**DOCUMENT EXCERPT**
□ □ □ □ □ □ □

AAC (Augmentative/Alternative Communication) training – RPS provided the initial training for all our speech and language pathologists SLP staff in integrating the use of AAC to our qualified students who require an AAC device.
Safety Care Trainings - RPS provided the initial training for newer staff on May 3, 2019 and another refresher training for RISE staff at JFK on April 23, 2019. Safety Care training has excellent de-escalation techniques that we believe is beneficial to all our students who may have some behavioral challenges. You can learn more about safety care here: https://www.qbscompanies.com/restraint-reduction-behavioral-training
I hope you enjoy your summer with your son/daughter and see you next school year!
Alpha Sanford, M.Ed, CAGS
Director of Special Education and Pupil Services
1. ESY DATES (Extended School Year) runs from July 8 to August 8, 2019 – Ms. Katy Sleczkowski (ESY K-Post Grad Coordinator) and Ms. Danielle Galvin (ESY PK Coordinator) are running the Extended School Year Program. If you have any questions about the ESY program including hours, program details, etc you may contact them at firstname.lastname@example.org and email@example.com
2. Wednesday, September 18, 2019 at 6:00 PM – 8:00 PM, at the RICC (Community Center located at 128 Pleasant St) “Education Takes a Village Special Education Resource Fair” – Autism Sprinter, a local organization founded by Yahaira Lopez will be sponsoring this event to provide resources to families who have children with autism. Please email firstname.lastname@example.org and visit https://specialeducationresourcefairas.eventbrite.com for more details .

□ □ □ □ □ □ □

Items from a dataset:
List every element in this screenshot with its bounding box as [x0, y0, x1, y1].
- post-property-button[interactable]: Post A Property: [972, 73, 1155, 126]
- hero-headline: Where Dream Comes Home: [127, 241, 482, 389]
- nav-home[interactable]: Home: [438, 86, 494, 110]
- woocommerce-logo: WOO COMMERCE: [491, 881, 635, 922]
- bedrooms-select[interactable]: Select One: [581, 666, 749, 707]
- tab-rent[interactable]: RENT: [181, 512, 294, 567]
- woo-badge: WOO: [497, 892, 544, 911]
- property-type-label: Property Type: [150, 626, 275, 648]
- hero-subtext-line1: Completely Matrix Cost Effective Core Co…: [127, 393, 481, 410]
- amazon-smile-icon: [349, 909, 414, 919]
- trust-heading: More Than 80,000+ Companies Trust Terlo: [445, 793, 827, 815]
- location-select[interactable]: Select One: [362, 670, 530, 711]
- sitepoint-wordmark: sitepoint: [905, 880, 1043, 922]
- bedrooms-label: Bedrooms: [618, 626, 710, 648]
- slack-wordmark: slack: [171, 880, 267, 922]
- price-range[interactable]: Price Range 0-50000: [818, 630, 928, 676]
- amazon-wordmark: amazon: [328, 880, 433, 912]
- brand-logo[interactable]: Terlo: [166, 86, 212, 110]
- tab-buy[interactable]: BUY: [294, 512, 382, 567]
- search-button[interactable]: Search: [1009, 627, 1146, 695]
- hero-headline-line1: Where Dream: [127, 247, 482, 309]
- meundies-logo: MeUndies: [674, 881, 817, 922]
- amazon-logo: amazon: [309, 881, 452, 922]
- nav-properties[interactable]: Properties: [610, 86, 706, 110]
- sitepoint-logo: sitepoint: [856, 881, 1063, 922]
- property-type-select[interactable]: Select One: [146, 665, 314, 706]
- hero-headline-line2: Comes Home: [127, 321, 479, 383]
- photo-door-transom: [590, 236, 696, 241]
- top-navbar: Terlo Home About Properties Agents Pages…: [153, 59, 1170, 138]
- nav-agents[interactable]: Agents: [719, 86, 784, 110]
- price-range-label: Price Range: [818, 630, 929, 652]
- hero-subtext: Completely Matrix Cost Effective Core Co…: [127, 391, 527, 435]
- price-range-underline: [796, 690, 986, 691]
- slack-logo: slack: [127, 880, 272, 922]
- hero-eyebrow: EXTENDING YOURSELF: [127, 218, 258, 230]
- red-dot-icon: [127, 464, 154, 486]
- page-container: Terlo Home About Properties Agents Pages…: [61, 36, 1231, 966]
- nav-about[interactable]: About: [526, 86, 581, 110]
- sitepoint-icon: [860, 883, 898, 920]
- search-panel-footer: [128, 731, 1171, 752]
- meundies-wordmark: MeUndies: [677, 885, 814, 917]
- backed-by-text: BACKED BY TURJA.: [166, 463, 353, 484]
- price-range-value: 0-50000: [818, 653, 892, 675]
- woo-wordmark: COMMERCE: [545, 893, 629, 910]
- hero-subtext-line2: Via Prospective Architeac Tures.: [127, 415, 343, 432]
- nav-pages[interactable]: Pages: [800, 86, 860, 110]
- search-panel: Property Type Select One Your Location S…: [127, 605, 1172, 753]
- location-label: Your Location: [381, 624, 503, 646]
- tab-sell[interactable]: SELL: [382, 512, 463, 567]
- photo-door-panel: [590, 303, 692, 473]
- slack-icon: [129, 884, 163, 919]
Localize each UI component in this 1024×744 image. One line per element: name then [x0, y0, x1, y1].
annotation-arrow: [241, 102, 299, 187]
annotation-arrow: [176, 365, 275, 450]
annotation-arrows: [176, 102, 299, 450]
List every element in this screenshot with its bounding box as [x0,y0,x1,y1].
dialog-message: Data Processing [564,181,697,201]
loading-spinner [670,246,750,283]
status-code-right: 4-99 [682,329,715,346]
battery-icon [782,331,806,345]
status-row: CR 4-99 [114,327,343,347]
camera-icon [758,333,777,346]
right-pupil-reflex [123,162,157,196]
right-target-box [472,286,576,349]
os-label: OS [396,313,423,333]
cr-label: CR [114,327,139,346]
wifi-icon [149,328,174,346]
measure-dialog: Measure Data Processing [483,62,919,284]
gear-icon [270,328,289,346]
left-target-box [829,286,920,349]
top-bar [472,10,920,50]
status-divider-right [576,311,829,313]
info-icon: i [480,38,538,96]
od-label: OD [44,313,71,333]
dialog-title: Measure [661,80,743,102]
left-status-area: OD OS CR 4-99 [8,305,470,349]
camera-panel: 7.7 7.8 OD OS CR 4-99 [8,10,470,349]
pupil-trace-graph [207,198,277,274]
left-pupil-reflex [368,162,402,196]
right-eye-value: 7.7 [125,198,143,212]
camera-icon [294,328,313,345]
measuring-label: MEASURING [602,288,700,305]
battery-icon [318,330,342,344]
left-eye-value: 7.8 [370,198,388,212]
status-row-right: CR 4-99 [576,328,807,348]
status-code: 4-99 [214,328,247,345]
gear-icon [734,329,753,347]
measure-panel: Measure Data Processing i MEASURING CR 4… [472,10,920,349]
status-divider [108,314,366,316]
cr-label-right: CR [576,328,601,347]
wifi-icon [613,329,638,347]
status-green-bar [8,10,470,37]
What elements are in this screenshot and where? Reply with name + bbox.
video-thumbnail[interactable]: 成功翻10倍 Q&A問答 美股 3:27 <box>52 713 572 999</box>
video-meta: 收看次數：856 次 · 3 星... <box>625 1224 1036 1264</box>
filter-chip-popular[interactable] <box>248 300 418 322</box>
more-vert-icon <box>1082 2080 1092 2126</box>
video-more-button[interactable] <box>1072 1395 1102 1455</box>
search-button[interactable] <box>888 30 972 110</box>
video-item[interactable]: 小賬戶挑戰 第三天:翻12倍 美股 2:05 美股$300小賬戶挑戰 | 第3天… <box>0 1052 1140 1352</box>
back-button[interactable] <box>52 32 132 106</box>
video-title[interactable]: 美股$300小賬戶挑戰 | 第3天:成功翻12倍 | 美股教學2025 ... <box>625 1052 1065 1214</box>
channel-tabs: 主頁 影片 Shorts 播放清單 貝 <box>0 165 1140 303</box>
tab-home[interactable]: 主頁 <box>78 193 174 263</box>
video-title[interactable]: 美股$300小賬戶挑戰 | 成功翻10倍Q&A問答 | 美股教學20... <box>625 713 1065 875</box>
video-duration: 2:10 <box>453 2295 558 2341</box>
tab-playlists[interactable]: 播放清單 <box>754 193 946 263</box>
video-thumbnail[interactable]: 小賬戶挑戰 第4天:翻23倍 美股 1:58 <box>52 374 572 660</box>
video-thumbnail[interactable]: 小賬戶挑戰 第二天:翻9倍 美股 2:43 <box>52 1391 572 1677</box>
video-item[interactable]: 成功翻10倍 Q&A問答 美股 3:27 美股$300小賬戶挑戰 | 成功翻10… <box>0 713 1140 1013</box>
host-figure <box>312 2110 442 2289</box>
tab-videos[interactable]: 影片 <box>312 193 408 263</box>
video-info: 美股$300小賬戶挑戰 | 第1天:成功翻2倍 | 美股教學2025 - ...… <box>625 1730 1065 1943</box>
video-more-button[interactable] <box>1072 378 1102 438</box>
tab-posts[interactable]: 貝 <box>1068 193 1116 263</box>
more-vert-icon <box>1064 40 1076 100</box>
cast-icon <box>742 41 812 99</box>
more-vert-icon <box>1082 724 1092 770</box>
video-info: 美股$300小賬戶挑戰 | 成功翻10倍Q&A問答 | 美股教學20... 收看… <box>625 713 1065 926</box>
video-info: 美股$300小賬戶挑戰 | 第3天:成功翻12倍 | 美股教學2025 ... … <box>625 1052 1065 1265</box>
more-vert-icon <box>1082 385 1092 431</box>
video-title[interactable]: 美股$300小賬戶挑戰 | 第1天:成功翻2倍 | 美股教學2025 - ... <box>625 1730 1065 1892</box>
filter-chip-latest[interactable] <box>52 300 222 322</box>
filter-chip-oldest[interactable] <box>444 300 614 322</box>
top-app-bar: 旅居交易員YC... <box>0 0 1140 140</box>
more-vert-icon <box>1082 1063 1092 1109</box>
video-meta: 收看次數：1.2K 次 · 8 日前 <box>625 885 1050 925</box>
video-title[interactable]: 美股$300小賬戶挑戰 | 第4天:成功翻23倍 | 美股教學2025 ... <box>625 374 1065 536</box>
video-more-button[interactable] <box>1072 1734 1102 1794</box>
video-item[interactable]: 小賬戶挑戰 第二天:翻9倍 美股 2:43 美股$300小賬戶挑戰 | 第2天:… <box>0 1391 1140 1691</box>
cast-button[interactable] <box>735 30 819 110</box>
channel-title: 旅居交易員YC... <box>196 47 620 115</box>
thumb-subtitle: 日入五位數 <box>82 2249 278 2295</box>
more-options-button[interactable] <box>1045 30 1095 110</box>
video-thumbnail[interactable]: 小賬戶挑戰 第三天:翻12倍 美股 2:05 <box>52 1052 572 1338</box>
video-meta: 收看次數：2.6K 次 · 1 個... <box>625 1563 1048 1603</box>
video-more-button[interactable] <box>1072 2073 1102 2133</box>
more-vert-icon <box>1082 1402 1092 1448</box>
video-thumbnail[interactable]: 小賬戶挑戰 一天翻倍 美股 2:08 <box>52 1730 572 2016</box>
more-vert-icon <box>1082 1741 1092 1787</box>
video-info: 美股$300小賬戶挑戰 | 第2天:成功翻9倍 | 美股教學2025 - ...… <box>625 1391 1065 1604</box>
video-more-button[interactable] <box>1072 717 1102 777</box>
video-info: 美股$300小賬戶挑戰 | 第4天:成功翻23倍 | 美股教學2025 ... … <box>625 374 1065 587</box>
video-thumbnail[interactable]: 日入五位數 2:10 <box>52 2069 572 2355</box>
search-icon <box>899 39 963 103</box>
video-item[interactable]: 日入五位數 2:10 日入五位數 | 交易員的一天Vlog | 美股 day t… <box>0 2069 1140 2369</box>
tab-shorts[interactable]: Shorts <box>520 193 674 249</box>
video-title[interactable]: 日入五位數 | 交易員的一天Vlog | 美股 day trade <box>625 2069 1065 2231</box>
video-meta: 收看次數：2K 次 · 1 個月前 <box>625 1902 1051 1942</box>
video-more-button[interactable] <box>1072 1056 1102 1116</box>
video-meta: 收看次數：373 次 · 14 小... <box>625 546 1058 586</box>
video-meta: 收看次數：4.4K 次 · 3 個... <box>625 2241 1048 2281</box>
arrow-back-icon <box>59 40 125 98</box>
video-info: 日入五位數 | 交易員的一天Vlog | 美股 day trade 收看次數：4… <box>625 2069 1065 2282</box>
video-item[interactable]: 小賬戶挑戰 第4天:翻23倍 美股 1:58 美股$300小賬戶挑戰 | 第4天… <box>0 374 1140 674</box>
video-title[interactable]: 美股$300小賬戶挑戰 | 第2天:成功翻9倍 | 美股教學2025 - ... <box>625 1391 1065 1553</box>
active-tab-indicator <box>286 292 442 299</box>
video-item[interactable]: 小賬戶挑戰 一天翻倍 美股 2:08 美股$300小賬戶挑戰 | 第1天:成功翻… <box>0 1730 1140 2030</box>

□ □ □ □ □ □ □

**TASK INSTRUCTIONS**
a - In the special education update, do these statements agree with the text: (i) the Safety Care refresher training for RISE staff at JFK took place on April 23, 2019; (ii) the Extended School Year program runs through August 31, 2019; (iii) the resource fair is held at the RICC on Pleasant St? Answer yes or no for each and quote the deciding words.
b - Can you transcribe the special education update from "AAC (Augmentative/Alternative Communication)" to "an AAC device." word for word?

**ANSWERS BY TASK**
a -
(i) Yes: "another refresher training for RISE staff at JFK on April 23, 2019"
(ii) No: "runs from July 8 to August 8, 2019"
(iii) Yes: "at the RICC (Community Center located at 128 Pleasant St)"

b -
AAC (Augmentative/Alternative Communication) training – RPS provided the initial training for all our speech and language pathologists SLP staff in integrating the use of AAC to our qualified students who require an AAC device.